[Data records]
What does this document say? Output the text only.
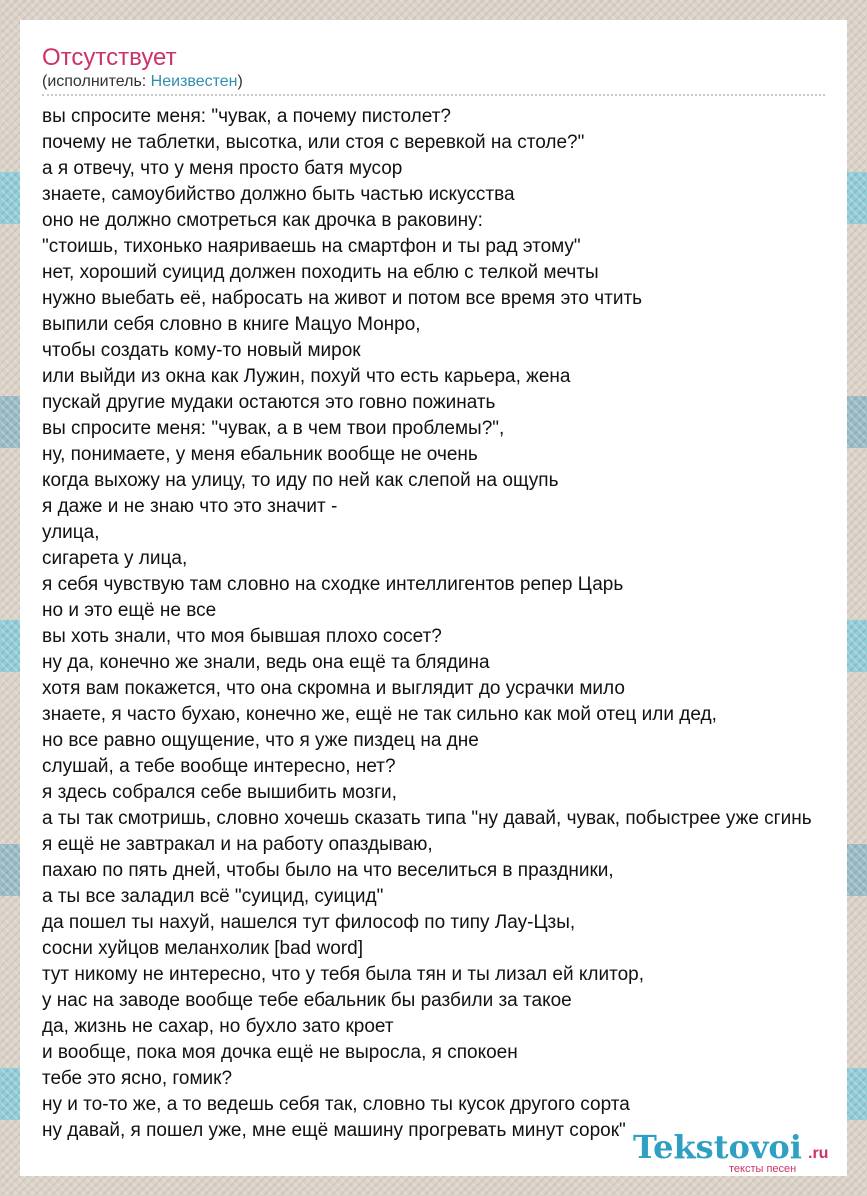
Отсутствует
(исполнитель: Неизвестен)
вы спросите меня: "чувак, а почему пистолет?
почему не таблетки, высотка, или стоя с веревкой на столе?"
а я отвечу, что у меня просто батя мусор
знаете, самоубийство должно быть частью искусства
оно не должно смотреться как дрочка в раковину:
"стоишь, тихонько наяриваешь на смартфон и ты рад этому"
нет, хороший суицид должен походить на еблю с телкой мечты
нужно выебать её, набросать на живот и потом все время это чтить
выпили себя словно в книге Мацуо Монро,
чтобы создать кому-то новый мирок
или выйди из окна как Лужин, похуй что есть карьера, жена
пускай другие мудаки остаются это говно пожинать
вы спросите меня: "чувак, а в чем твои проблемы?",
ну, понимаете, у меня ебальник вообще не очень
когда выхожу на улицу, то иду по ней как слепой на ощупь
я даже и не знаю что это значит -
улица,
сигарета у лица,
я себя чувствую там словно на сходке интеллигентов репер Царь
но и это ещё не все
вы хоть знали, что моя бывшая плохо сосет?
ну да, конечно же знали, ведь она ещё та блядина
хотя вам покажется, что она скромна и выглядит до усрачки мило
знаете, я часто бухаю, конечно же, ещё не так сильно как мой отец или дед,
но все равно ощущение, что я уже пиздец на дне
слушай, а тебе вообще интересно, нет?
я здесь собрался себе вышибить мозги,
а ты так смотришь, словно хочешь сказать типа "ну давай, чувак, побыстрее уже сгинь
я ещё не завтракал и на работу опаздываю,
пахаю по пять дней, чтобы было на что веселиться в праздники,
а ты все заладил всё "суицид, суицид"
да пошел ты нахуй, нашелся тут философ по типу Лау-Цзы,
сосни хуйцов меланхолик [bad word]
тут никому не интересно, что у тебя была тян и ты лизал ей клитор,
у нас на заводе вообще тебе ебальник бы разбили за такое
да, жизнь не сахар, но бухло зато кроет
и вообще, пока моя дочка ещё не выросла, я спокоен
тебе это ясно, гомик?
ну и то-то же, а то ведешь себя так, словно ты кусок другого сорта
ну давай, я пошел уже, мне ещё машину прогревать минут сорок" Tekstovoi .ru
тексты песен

* * *

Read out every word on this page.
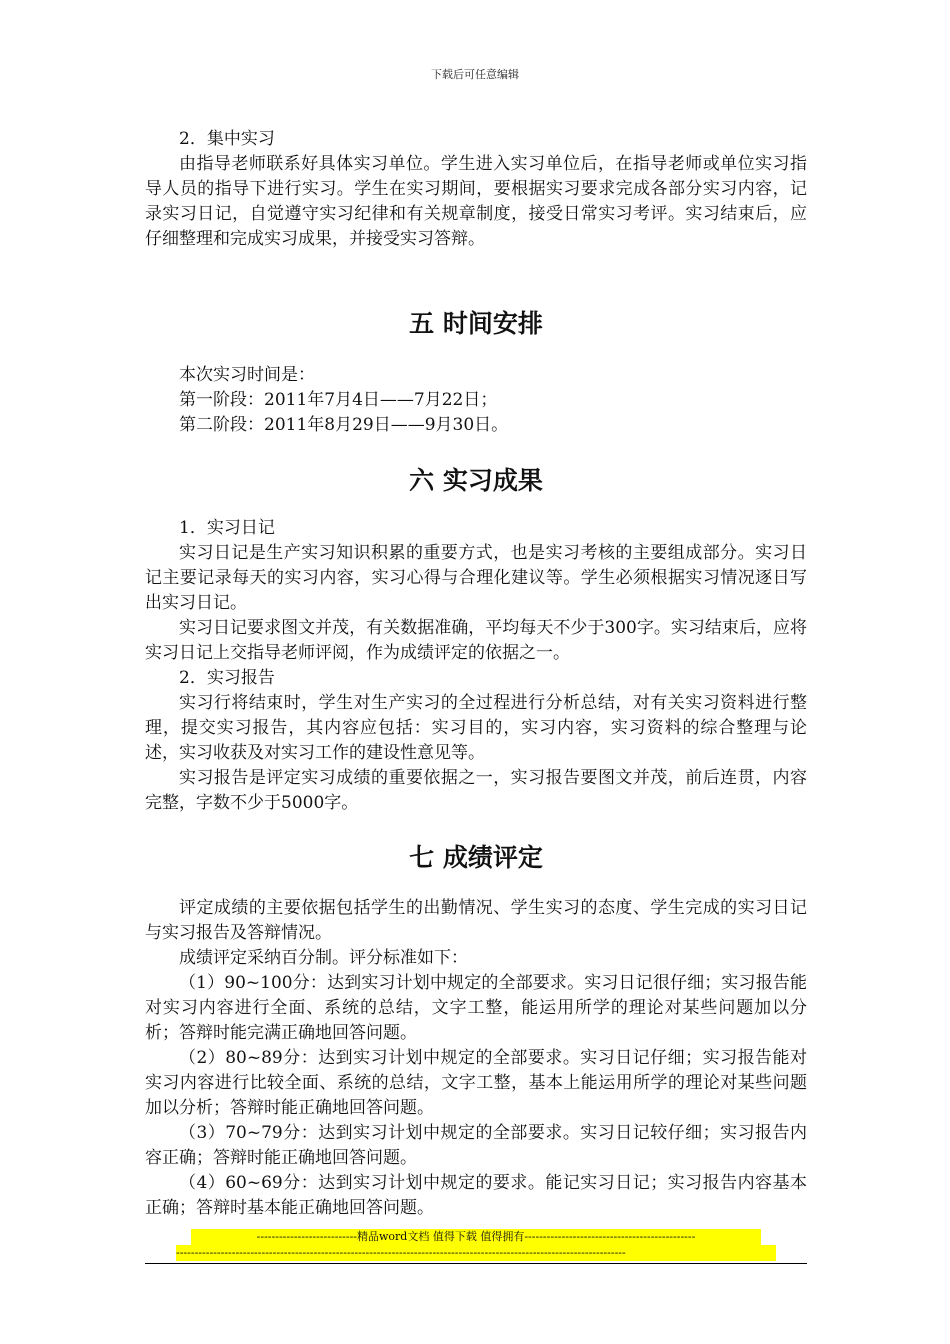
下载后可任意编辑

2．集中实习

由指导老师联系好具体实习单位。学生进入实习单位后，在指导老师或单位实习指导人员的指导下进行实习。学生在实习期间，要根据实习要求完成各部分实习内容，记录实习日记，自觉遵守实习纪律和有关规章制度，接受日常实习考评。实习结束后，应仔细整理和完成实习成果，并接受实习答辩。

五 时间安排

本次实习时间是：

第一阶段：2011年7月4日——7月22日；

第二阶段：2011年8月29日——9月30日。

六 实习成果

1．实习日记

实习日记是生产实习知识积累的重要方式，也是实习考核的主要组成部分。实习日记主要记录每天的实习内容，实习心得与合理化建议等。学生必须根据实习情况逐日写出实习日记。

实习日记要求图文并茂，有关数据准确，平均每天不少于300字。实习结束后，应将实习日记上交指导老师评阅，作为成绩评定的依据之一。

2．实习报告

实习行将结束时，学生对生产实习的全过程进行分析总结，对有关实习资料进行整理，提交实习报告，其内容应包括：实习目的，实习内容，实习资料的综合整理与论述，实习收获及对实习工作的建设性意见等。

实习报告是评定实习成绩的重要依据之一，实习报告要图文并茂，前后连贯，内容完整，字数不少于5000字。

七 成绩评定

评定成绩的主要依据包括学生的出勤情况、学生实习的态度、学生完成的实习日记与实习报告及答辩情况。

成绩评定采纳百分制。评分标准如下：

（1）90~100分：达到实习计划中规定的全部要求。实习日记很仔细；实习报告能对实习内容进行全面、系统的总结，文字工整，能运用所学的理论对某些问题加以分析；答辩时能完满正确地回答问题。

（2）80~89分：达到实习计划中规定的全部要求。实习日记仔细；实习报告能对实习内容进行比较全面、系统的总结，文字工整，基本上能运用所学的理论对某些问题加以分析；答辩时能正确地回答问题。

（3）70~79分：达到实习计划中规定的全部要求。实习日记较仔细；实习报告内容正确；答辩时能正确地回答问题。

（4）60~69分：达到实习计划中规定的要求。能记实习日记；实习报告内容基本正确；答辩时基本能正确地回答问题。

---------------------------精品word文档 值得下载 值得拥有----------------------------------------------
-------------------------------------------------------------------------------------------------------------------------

— Goal of the exercise —
Take each line of the material that contains the word "实习结束后" and list it.

— Written response —
由指导老师联系好具体实习单位。学生进入实习单位后，在指导老师或单位实习指导人员的指导下进行实习。学生在实习期间，要根据实习要求完成各部分实习内容，记录实习日记，自觉遵守实习纪律和有关规章制度，接受日常实习考评。实习结束后，应仔细整理和完成实习成果，并接受实习答辩。
实习日记要求图文并茂，有关数据准确，平均每天不少于300字。实习结束后，应将实习日记上交指导老师评阅，作为成绩评定的依据之一。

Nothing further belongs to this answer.